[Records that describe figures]
[START]
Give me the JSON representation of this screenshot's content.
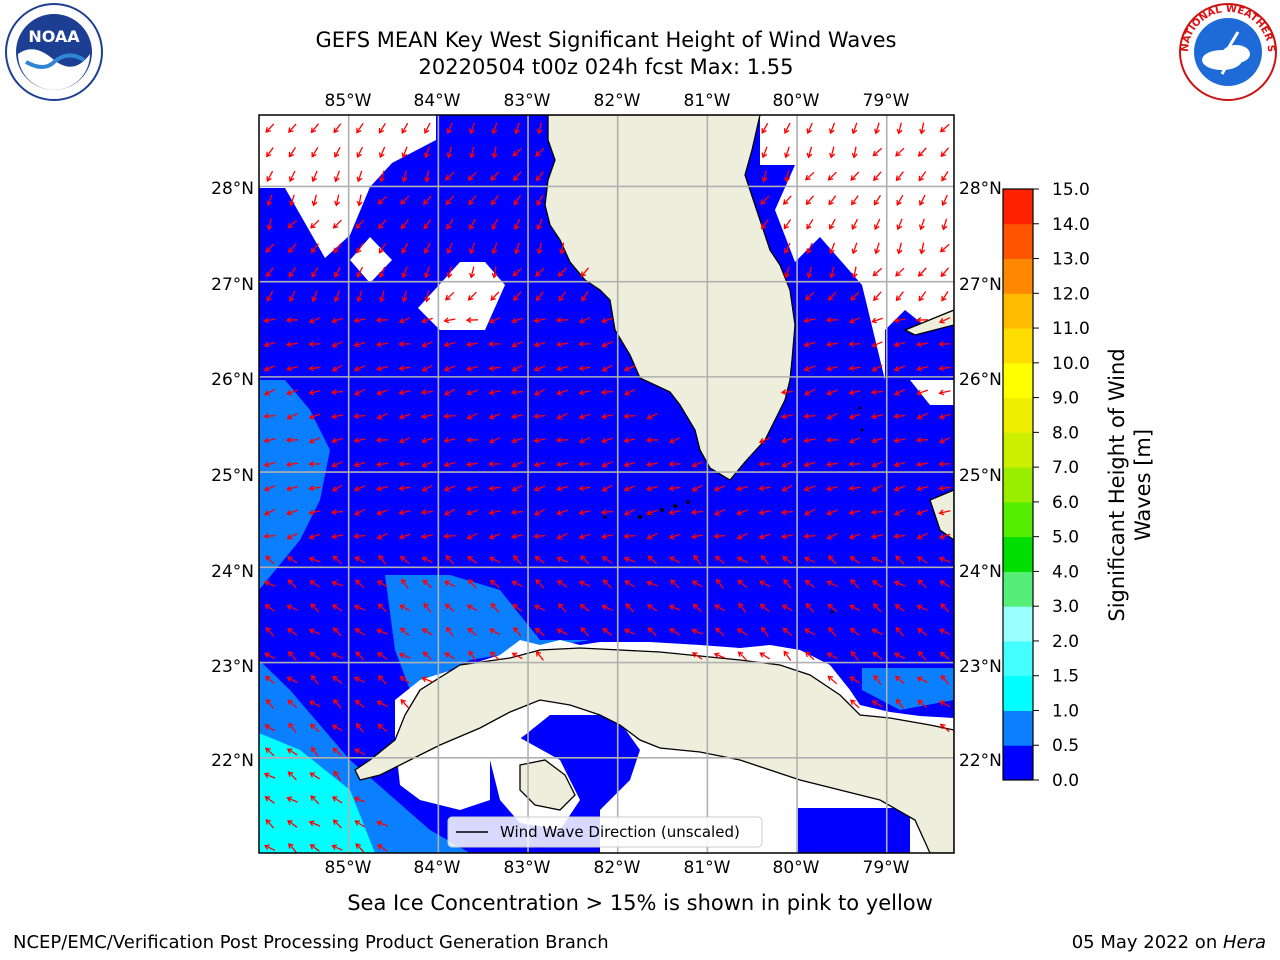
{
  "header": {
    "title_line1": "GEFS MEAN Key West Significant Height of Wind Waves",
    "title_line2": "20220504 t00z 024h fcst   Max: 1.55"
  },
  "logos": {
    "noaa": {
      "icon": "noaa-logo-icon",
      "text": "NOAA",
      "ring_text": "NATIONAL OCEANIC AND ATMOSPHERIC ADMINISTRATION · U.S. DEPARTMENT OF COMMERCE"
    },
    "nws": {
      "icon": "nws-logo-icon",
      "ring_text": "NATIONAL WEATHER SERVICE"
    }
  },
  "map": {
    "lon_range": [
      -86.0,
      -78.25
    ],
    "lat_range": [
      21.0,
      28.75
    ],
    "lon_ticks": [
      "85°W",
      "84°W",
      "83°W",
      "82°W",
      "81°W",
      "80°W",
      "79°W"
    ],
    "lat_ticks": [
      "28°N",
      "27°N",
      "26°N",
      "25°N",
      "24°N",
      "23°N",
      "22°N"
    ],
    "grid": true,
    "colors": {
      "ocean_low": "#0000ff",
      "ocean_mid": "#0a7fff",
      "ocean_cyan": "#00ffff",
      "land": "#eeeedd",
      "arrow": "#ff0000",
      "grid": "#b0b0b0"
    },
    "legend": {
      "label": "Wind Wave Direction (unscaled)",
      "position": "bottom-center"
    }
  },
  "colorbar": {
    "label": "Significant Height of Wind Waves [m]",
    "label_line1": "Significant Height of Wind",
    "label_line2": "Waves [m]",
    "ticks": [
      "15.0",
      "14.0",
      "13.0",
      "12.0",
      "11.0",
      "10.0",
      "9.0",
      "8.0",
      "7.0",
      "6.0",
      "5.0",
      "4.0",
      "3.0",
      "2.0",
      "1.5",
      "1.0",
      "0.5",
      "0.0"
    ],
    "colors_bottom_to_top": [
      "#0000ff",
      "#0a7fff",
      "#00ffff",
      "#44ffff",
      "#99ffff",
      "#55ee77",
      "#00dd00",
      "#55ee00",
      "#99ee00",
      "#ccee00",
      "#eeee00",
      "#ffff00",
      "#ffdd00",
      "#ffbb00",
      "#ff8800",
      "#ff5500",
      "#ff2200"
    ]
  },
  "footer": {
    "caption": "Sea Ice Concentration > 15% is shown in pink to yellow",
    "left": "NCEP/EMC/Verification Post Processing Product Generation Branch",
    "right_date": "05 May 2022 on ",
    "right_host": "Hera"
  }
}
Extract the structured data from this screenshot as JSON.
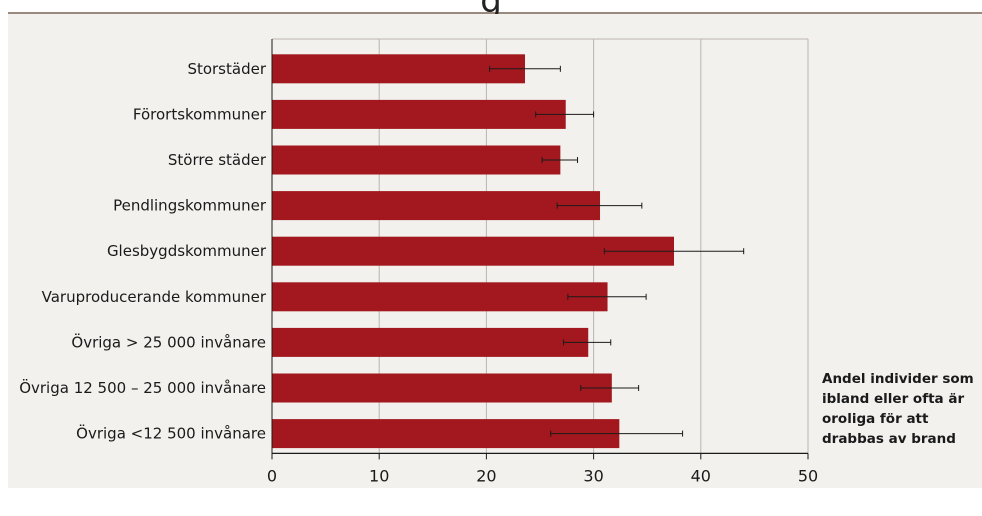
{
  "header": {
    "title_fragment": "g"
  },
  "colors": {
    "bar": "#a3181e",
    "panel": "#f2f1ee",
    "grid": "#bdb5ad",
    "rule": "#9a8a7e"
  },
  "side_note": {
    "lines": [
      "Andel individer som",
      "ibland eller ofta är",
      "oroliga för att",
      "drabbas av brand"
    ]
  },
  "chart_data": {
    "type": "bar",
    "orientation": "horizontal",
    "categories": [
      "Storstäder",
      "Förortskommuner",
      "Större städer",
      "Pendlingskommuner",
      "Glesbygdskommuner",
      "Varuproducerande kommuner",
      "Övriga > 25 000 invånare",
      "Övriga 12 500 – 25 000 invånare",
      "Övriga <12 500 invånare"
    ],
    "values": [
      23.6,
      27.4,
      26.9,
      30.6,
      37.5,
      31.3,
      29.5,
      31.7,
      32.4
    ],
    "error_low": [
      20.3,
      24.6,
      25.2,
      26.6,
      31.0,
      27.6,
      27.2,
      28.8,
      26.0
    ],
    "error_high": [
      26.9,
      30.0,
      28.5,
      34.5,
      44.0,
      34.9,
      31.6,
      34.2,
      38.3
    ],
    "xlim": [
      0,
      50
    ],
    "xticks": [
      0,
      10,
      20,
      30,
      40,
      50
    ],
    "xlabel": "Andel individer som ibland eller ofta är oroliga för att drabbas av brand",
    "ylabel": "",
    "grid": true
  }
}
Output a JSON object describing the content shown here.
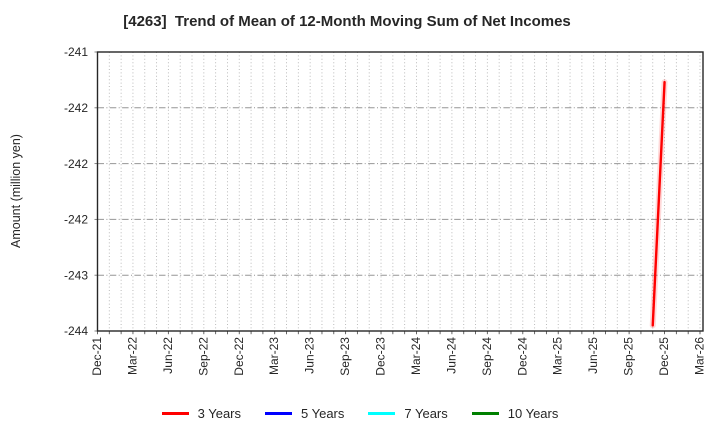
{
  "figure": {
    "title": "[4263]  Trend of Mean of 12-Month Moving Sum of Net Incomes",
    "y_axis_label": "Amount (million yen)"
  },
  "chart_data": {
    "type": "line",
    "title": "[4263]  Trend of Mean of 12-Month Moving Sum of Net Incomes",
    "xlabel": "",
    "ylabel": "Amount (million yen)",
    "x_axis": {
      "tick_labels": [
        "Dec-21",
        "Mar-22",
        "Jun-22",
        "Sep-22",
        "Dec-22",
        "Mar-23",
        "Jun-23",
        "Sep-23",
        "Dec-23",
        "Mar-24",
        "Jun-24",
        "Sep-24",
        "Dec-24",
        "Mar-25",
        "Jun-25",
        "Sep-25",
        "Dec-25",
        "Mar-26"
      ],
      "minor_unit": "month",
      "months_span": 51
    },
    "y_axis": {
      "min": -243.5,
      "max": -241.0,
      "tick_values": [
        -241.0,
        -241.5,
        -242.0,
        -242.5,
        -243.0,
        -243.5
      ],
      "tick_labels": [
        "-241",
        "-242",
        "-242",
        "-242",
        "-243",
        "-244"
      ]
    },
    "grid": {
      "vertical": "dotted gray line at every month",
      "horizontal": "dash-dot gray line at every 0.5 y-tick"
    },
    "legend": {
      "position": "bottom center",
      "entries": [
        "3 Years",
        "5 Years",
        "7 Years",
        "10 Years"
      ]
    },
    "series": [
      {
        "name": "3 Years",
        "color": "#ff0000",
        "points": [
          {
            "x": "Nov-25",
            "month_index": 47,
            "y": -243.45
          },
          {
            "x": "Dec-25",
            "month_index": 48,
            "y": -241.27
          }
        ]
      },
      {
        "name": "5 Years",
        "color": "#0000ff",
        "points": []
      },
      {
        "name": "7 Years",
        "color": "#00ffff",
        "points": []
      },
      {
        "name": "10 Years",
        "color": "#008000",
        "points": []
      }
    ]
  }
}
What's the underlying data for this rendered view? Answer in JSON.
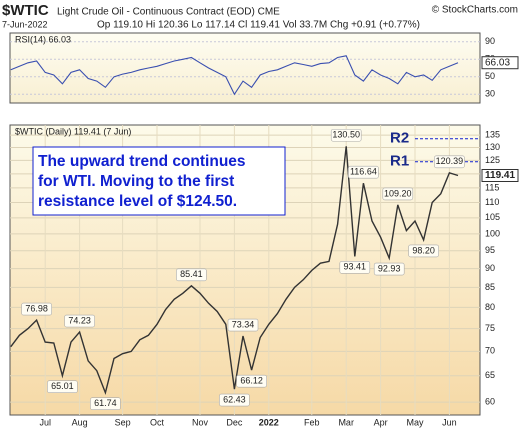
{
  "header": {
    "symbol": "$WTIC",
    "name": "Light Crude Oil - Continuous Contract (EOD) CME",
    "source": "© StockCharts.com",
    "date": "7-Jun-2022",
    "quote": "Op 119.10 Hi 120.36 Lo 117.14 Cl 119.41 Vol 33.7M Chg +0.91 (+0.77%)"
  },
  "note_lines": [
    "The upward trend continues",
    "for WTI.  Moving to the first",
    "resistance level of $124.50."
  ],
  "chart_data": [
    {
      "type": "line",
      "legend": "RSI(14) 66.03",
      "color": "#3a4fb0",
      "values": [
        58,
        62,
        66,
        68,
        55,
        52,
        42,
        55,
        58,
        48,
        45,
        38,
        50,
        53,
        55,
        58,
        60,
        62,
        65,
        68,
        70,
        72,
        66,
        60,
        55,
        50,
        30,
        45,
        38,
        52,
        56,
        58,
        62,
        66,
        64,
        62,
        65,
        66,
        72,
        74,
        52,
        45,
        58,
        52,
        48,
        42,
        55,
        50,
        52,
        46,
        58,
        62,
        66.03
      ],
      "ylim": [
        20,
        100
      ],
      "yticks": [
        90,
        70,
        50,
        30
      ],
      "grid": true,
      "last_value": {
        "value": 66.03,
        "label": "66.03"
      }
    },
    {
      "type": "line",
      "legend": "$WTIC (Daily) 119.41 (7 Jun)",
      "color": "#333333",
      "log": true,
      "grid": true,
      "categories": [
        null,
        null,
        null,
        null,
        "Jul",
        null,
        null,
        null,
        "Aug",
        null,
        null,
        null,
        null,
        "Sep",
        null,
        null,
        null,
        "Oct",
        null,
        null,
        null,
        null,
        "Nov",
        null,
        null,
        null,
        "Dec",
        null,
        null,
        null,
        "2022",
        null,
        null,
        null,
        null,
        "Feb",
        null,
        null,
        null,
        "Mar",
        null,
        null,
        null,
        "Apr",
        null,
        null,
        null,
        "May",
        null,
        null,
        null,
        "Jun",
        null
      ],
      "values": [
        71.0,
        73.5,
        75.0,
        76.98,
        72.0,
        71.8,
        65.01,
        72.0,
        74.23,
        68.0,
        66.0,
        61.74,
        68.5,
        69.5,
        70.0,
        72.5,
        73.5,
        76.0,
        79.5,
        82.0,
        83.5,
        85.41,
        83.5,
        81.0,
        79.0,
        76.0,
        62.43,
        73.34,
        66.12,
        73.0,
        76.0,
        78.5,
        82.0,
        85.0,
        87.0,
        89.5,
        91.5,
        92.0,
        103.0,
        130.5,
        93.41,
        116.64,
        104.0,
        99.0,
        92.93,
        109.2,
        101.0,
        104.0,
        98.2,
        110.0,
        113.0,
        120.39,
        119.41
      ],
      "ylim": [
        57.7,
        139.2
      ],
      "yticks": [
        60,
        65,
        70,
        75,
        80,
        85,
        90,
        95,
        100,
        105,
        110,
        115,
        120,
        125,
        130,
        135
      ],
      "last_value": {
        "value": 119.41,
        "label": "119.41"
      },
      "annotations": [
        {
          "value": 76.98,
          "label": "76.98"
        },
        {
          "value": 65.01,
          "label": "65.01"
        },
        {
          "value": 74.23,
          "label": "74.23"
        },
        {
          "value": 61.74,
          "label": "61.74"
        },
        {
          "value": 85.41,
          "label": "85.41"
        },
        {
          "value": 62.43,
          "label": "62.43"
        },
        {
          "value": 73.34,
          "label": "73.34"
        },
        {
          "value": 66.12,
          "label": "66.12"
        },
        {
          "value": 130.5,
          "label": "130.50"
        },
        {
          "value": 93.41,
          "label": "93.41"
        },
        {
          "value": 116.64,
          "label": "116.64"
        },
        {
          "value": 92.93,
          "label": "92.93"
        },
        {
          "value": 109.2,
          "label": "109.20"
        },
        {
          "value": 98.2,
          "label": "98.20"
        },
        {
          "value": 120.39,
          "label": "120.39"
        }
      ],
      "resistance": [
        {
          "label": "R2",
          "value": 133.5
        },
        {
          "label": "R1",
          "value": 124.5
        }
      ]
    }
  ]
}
[END]
In the entries above, count each line with "Height"; reply with the total only.

Task output: 3